EXERCISE REQUIREMENTS
Where the string "Publikum" appears in a line of the data, show that line.

RECORD EXCERPTS

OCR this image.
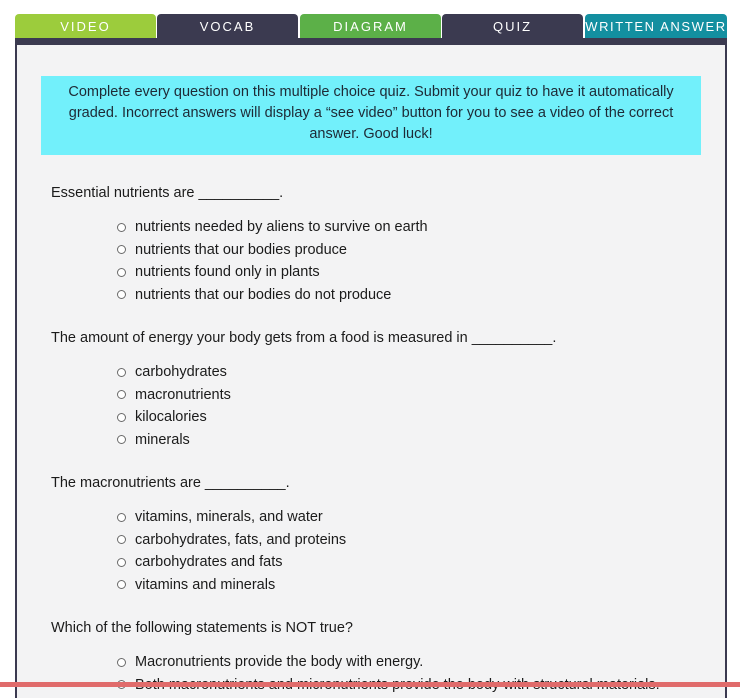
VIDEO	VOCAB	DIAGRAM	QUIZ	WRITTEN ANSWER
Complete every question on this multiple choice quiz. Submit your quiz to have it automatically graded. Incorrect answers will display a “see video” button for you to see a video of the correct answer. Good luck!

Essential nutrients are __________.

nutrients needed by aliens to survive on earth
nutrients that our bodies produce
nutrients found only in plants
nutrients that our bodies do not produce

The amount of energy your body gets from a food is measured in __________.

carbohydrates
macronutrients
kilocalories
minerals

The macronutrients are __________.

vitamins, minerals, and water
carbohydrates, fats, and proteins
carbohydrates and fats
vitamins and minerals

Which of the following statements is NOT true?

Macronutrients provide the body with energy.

* * *

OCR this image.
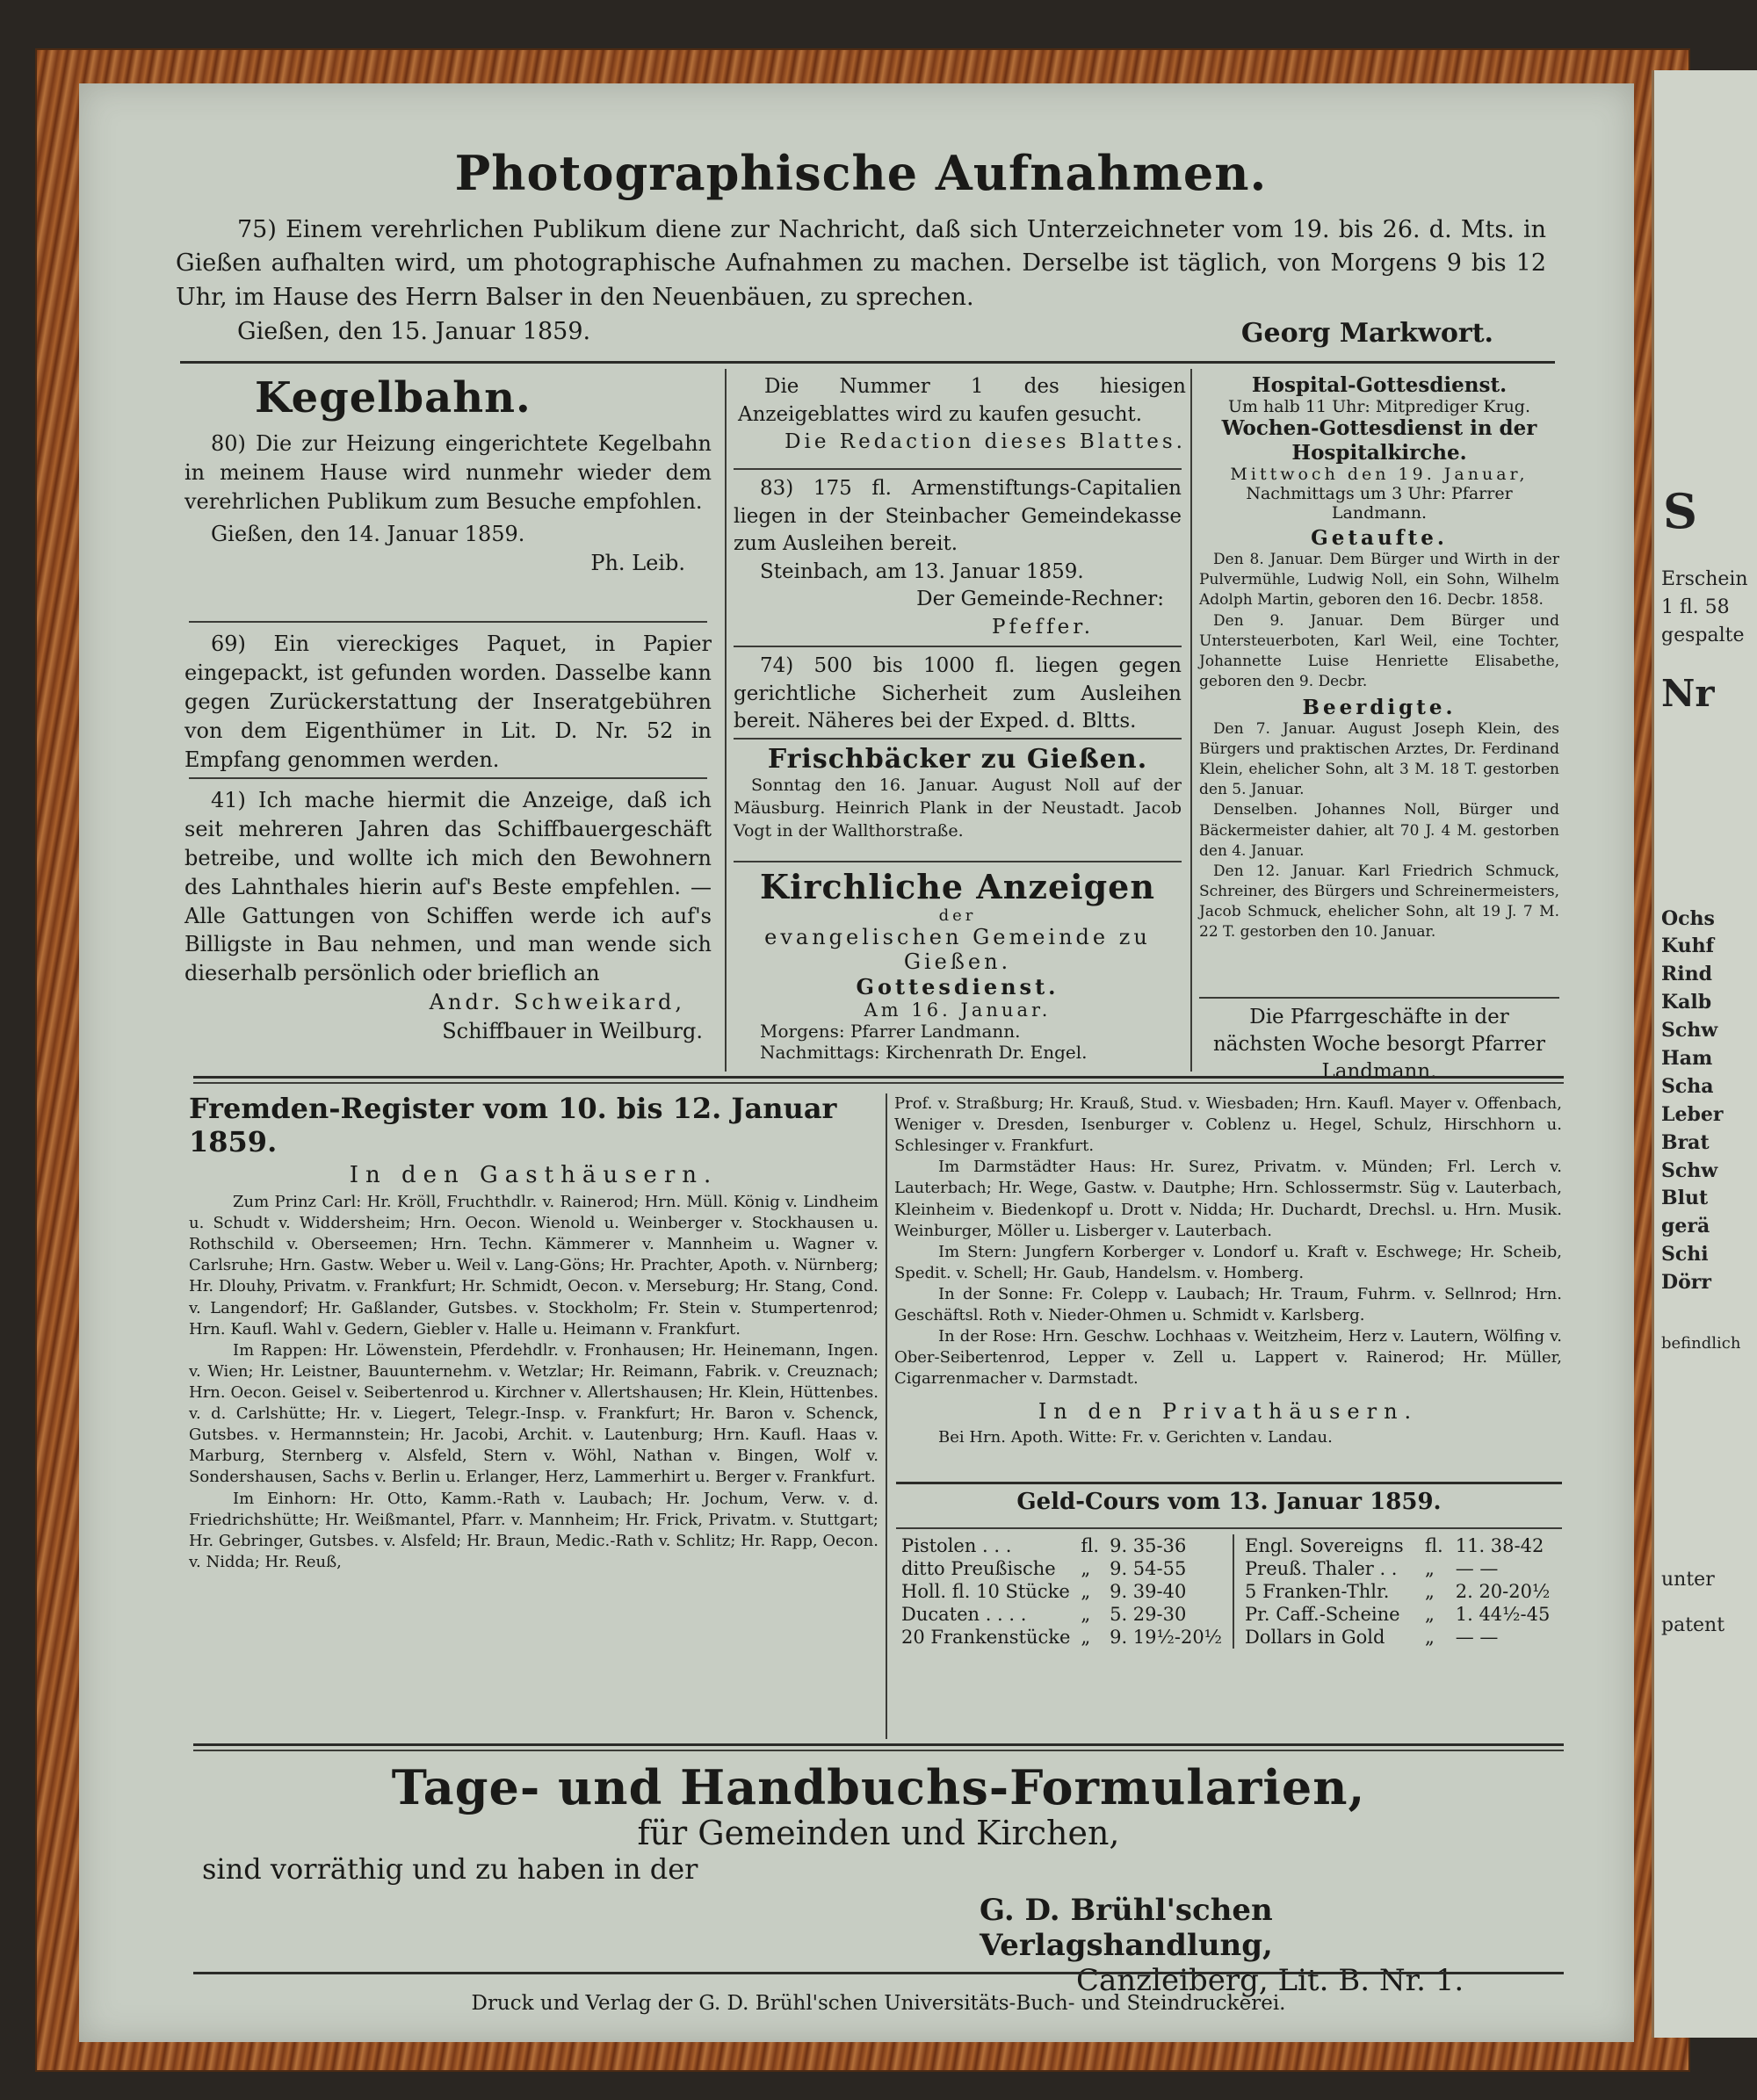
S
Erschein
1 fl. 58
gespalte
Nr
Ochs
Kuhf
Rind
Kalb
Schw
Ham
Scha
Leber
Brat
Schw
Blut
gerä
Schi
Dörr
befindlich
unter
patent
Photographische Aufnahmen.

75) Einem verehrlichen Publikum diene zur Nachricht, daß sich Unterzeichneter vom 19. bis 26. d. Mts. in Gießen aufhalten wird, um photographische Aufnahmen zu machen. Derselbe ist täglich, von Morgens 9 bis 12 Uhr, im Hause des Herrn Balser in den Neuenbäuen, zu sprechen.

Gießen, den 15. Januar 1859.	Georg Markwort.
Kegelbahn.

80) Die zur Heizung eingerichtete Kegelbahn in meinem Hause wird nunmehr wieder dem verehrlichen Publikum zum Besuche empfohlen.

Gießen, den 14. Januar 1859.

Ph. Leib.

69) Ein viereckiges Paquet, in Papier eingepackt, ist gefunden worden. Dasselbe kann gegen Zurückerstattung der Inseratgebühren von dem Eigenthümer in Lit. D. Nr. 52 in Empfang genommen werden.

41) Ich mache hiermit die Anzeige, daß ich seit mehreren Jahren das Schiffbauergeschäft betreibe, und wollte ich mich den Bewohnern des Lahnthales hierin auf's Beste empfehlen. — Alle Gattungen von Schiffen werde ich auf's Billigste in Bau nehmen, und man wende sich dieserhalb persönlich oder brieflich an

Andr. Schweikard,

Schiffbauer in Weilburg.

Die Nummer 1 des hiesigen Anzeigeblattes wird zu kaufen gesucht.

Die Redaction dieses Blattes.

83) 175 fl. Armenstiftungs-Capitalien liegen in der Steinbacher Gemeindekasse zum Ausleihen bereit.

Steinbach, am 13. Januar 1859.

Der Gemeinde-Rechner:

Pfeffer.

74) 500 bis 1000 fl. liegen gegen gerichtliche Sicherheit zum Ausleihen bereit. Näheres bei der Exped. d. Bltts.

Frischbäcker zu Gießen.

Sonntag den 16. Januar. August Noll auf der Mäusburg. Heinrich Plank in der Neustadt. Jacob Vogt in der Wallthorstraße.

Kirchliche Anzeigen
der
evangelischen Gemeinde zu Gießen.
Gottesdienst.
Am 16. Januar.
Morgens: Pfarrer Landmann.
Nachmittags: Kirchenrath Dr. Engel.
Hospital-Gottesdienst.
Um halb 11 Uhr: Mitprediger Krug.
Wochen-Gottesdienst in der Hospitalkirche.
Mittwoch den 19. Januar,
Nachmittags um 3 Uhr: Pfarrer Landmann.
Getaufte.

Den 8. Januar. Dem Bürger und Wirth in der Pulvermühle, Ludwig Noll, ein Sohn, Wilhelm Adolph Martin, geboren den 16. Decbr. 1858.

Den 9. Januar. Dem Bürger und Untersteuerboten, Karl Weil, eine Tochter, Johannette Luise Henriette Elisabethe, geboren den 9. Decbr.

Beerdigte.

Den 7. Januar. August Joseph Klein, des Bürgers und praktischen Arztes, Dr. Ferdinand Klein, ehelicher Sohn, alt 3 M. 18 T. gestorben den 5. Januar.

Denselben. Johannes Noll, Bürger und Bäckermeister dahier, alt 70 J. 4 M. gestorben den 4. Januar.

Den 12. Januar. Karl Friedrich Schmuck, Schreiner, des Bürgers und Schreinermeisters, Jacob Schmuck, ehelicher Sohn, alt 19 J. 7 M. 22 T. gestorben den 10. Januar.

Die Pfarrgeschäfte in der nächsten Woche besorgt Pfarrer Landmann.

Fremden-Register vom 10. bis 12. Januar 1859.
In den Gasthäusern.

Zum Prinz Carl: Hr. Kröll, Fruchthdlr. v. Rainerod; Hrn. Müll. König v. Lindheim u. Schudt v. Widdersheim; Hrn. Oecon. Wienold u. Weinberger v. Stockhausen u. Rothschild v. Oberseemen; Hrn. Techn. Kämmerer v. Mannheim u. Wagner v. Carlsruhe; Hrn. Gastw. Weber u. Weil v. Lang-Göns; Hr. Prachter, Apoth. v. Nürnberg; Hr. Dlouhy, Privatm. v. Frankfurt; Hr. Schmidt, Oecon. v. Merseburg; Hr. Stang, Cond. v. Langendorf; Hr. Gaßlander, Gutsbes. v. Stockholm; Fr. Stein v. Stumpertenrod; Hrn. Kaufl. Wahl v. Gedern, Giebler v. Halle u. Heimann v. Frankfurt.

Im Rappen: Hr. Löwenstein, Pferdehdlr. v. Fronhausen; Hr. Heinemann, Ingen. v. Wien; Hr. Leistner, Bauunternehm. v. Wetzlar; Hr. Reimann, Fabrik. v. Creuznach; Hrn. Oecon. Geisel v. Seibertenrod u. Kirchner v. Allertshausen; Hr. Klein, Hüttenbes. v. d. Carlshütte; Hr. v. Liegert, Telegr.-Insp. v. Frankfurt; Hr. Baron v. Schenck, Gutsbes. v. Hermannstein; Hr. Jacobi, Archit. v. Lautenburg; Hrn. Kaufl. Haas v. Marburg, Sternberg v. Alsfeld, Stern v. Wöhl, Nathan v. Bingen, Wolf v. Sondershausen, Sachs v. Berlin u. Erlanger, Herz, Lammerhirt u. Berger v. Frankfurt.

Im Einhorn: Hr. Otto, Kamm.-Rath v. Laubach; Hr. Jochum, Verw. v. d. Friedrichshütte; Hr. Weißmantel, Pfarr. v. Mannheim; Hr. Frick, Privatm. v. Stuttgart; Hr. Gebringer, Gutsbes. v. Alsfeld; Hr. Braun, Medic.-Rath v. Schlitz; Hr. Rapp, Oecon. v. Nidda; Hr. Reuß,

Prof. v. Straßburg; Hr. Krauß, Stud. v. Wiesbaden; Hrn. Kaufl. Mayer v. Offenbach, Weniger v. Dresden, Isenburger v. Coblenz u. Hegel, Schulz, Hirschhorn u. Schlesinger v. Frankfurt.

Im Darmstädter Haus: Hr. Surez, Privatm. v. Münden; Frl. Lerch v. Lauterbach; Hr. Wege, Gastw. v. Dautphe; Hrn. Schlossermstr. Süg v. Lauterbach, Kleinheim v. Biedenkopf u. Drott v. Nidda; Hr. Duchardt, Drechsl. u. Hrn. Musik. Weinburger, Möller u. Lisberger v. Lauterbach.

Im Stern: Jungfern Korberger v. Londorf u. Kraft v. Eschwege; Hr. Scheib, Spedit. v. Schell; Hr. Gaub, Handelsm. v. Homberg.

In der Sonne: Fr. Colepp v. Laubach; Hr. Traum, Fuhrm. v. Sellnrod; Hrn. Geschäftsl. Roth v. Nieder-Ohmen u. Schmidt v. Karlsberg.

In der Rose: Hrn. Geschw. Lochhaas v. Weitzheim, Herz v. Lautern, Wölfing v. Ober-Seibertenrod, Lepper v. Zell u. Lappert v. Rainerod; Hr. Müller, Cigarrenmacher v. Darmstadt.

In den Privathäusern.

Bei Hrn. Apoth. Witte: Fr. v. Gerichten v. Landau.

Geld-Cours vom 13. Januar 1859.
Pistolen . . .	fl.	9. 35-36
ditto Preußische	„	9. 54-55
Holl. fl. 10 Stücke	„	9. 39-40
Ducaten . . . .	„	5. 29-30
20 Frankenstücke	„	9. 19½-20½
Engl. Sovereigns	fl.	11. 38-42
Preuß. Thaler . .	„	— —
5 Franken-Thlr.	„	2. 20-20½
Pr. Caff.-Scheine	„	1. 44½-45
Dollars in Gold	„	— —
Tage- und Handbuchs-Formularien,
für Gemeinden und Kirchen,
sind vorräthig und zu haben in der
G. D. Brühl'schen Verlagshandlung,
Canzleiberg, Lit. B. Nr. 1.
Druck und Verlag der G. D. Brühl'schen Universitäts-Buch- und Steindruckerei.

RESPONSE
75) Einem verehrlichen Publikum diene zur Nachricht, daß sich Unterzeichneter vom 19. bis 26. d. Mts. in Gießen aufhalten wird, um photographische Aufnahmen zu machen. Derselbe ist täglich, von Morgens 9 bis 12 Uhr, im Hause des Herrn Balser in den Neuenbäuen, zu sprechen.
80) Die zur Heizung eingerichtete Kegelbahn in meinem Hause wird nunmehr wieder dem verehrlichen Publikum zum Besuche empfohlen.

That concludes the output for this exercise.